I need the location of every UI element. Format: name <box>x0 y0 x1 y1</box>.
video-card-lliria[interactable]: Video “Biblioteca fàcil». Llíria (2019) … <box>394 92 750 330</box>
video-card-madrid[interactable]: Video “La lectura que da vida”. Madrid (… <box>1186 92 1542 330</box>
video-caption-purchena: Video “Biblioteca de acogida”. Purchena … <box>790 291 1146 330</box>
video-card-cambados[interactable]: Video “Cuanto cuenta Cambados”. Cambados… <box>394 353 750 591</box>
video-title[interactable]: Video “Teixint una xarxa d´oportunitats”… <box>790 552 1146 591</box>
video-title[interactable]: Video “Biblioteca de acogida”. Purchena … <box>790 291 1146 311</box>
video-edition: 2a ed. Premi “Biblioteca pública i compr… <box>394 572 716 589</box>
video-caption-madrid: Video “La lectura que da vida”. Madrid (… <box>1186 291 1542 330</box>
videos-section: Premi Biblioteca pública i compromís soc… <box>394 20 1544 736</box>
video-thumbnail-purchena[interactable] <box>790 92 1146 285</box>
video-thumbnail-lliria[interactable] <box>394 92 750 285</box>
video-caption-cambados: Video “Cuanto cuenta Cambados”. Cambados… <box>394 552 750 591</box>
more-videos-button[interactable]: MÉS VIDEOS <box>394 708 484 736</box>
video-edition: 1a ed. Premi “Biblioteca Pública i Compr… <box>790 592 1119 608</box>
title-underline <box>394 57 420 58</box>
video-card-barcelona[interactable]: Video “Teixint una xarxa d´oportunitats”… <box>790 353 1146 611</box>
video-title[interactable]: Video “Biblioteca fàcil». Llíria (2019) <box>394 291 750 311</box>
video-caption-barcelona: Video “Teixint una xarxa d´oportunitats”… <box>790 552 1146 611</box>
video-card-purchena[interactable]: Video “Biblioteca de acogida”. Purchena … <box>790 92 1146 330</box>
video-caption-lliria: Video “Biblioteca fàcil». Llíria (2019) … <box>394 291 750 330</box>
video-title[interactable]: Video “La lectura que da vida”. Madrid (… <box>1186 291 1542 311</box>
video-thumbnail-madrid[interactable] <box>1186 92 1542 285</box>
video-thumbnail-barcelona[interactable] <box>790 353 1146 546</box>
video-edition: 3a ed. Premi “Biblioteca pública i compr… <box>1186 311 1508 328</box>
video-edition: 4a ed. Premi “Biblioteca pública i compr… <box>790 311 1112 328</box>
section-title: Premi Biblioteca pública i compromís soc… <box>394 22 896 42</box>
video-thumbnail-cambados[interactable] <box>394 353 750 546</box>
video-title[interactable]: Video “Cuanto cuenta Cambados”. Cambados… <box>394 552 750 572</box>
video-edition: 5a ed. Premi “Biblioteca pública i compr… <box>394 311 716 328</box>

-- -- --

Rewrite all the entries above with every "video-edition" renamed to "award-edition", keeping everything else unchanged.

# [PROBLEM SOLUTION]
I need the location of every UI element. Format: name <box>x0 y0 x1 y1</box>.
video-card-lliria[interactable]: Video “Biblioteca fàcil». Llíria (2019) … <box>394 92 750 330</box>
video-card-madrid[interactable]: Video “La lectura que da vida”. Madrid (… <box>1186 92 1542 330</box>
video-caption-purchena: Video “Biblioteca de acogida”. Purchena … <box>790 291 1146 330</box>
video-card-cambados[interactable]: Video “Cuanto cuenta Cambados”. Cambados… <box>394 353 750 591</box>
video-title[interactable]: Video “Teixint una xarxa d´oportunitats”… <box>790 552 1146 591</box>
video-title[interactable]: Video “Biblioteca de acogida”. Purchena … <box>790 291 1146 311</box>
award-edition: 2a ed. Premi “Biblioteca pública i compr… <box>394 572 716 589</box>
video-caption-madrid: Video “La lectura que da vida”. Madrid (… <box>1186 291 1542 330</box>
videos-section: Premi Biblioteca pública i compromís soc… <box>394 20 1544 736</box>
video-thumbnail-purchena[interactable] <box>790 92 1146 285</box>
video-thumbnail-lliria[interactable] <box>394 92 750 285</box>
video-caption-cambados: Video “Cuanto cuenta Cambados”. Cambados… <box>394 552 750 591</box>
more-videos-button[interactable]: MÉS VIDEOS <box>394 708 484 736</box>
award-edition: 1a ed. Premi “Biblioteca Pública i Compr… <box>790 592 1119 608</box>
title-underline <box>394 57 420 58</box>
video-card-barcelona[interactable]: Video “Teixint una xarxa d´oportunitats”… <box>790 353 1146 611</box>
video-title[interactable]: Video “Biblioteca fàcil». Llíria (2019) <box>394 291 750 311</box>
video-caption-barcelona: Video “Teixint una xarxa d´oportunitats”… <box>790 552 1146 611</box>
video-card-purchena[interactable]: Video “Biblioteca de acogida”. Purchena … <box>790 92 1146 330</box>
video-caption-lliria: Video “Biblioteca fàcil». Llíria (2019) … <box>394 291 750 330</box>
video-title[interactable]: Video “La lectura que da vida”. Madrid (… <box>1186 291 1542 311</box>
video-thumbnail-madrid[interactable] <box>1186 92 1542 285</box>
video-thumbnail-barcelona[interactable] <box>790 353 1146 546</box>
award-edition: 3a ed. Premi “Biblioteca pública i compr… <box>1186 311 1508 328</box>
award-edition: 4a ed. Premi “Biblioteca pública i compr… <box>790 311 1112 328</box>
section-title: Premi Biblioteca pública i compromís soc… <box>394 22 896 42</box>
video-thumbnail-cambados[interactable] <box>394 353 750 546</box>
video-title[interactable]: Video “Cuanto cuenta Cambados”. Cambados… <box>394 552 750 572</box>
award-edition: 5a ed. Premi “Biblioteca pública i compr… <box>394 311 716 328</box>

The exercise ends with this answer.